— START ENTRIES PROVIDED —
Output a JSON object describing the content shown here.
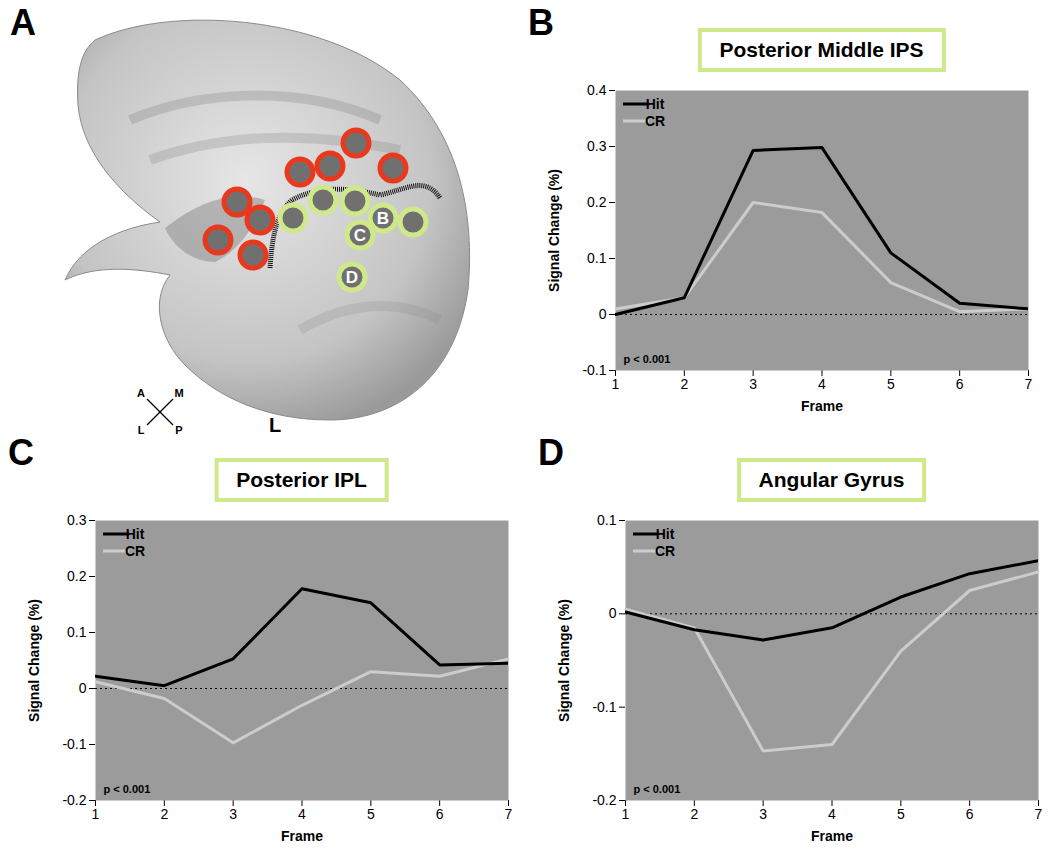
{
  "chart_data": [
    {
      "type": "line",
      "panel_label": "B",
      "title": "Posterior Middle IPS",
      "x_label": "Frame",
      "y_label": "Signal Change (%)",
      "x": [
        1,
        2,
        3,
        4,
        5,
        6,
        7
      ],
      "series": [
        {
          "name": "Hit",
          "color": "#000000",
          "values": [
            0.0,
            0.03,
            0.293,
            0.298,
            0.11,
            0.02,
            0.01
          ]
        },
        {
          "name": "CR",
          "color": "#cccccc",
          "values": [
            0.01,
            0.03,
            0.2,
            0.182,
            0.057,
            0.005,
            0.01
          ]
        }
      ],
      "xlim": [
        1,
        7
      ],
      "xticks": [
        1,
        2,
        3,
        4,
        5,
        6,
        7
      ],
      "ylim": [
        -0.1,
        0.4
      ],
      "yticks": [
        -0.1,
        0,
        0.1,
        0.2,
        0.3,
        0.4
      ],
      "hline": 0,
      "annotation": "p < 0.001",
      "legend": "upper left"
    },
    {
      "type": "line",
      "panel_label": "C",
      "title": "Posterior IPL",
      "x_label": "Frame",
      "y_label": "Signal Change (%)",
      "x": [
        1,
        2,
        3,
        4,
        5,
        6,
        7
      ],
      "series": [
        {
          "name": "Hit",
          "color": "#000000",
          "values": [
            0.022,
            0.005,
            0.053,
            0.178,
            0.153,
            0.042,
            0.045
          ]
        },
        {
          "name": "CR",
          "color": "#cccccc",
          "values": [
            0.012,
            -0.018,
            -0.097,
            -0.03,
            0.03,
            0.022,
            0.053
          ]
        }
      ],
      "xlim": [
        1,
        7
      ],
      "xticks": [
        1,
        2,
        3,
        4,
        5,
        6,
        7
      ],
      "ylim": [
        -0.2,
        0.3
      ],
      "yticks": [
        -0.2,
        -0.1,
        0,
        0.1,
        0.2,
        0.3
      ],
      "hline": 0,
      "annotation": "p < 0.001",
      "legend": "upper left"
    },
    {
      "type": "line",
      "panel_label": "D",
      "title": "Angular Gyrus",
      "x_label": "Frame",
      "y_label": "Signal Change (%)",
      "x": [
        1,
        2,
        3,
        4,
        5,
        6,
        7
      ],
      "series": [
        {
          "name": "Hit",
          "color": "#000000",
          "values": [
            0.002,
            -0.017,
            -0.028,
            -0.015,
            0.018,
            0.043,
            0.057
          ]
        },
        {
          "name": "CR",
          "color": "#cccccc",
          "values": [
            0.005,
            -0.015,
            -0.147,
            -0.14,
            -0.04,
            0.025,
            0.045
          ]
        }
      ],
      "xlim": [
        1,
        7
      ],
      "xticks": [
        1,
        2,
        3,
        4,
        5,
        6,
        7
      ],
      "ylim": [
        -0.2,
        0.1
      ],
      "yticks": [
        -0.2,
        -0.1,
        0,
        0.1
      ],
      "hline": 0,
      "annotation": "p < 0.001",
      "legend": "upper left"
    }
  ],
  "brain_panel": {
    "panel_label": "A",
    "hemisphere_label": "L",
    "compass": [
      "A",
      "M",
      "L",
      "P"
    ],
    "roi_labels": [
      "B",
      "C",
      "D"
    ]
  }
}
— END ENTRIES PROVIDED —
WHAT IS REQUIRED
Your copy should repeat each entry above exactly but contain no pictures.

WRITTEN RESPONSE
Output a JSON object describing the content shown here.
{
  "chart_data": [
    {
      "type": "line",
      "panel_label": "B",
      "title": "Posterior Middle IPS",
      "x_label": "Frame",
      "y_label": "Signal Change (%)",
      "x": [
        1,
        2,
        3,
        4,
        5,
        6,
        7
      ],
      "series": [
        {
          "name": "Hit",
          "color": "#000000",
          "values": [
            0.0,
            0.03,
            0.293,
            0.298,
            0.11,
            0.02,
            0.01
          ]
        },
        {
          "name": "CR",
          "color": "#cccccc",
          "values": [
            0.01,
            0.03,
            0.2,
            0.182,
            0.057,
            0.005,
            0.01
          ]
        }
      ],
      "xlim": [
        1,
        7
      ],
      "xticks": [
        1,
        2,
        3,
        4,
        5,
        6,
        7
      ],
      "ylim": [
        -0.1,
        0.4
      ],
      "yticks": [
        -0.1,
        0,
        0.1,
        0.2,
        0.3,
        0.4
      ],
      "hline": 0,
      "annotation": "p < 0.001",
      "legend": "upper left"
    },
    {
      "type": "line",
      "panel_label": "C",
      "title": "Posterior IPL",
      "x_label": "Frame",
      "y_label": "Signal Change (%)",
      "x": [
        1,
        2,
        3,
        4,
        5,
        6,
        7
      ],
      "series": [
        {
          "name": "Hit",
          "color": "#000000",
          "values": [
            0.022,
            0.005,
            0.053,
            0.178,
            0.153,
            0.042,
            0.045
          ]
        },
        {
          "name": "CR",
          "color": "#cccccc",
          "values": [
            0.012,
            -0.018,
            -0.097,
            -0.03,
            0.03,
            0.022,
            0.053
          ]
        }
      ],
      "xlim": [
        1,
        7
      ],
      "xticks": [
        1,
        2,
        3,
        4,
        5,
        6,
        7
      ],
      "ylim": [
        -0.2,
        0.3
      ],
      "yticks": [
        -0.2,
        -0.1,
        0,
        0.1,
        0.2,
        0.3
      ],
      "hline": 0,
      "annotation": "p < 0.001",
      "legend": "upper left"
    },
    {
      "type": "line",
      "panel_label": "D",
      "title": "Angular Gyrus",
      "x_label": "Frame",
      "y_label": "Signal Change (%)",
      "x": [
        1,
        2,
        3,
        4,
        5,
        6,
        7
      ],
      "series": [
        {
          "name": "Hit",
          "color": "#000000",
          "values": [
            0.002,
            -0.017,
            -0.028,
            -0.015,
            0.018,
            0.043,
            0.057
          ]
        },
        {
          "name": "CR",
          "color": "#cccccc",
          "values": [
            0.005,
            -0.015,
            -0.147,
            -0.14,
            -0.04,
            0.025,
            0.045
          ]
        }
      ],
      "xlim": [
        1,
        7
      ],
      "xticks": [
        1,
        2,
        3,
        4,
        5,
        6,
        7
      ],
      "ylim": [
        -0.2,
        0.1
      ],
      "yticks": [
        -0.2,
        -0.1,
        0,
        0.1
      ],
      "hline": 0,
      "annotation": "p < 0.001",
      "legend": "upper left"
    }
  ],
  "brain_panel": {
    "panel_label": "A",
    "hemisphere_label": "L",
    "compass": [
      "A",
      "M",
      "L",
      "P"
    ],
    "roi_labels": [
      "B",
      "C",
      "D"
    ]
  }
}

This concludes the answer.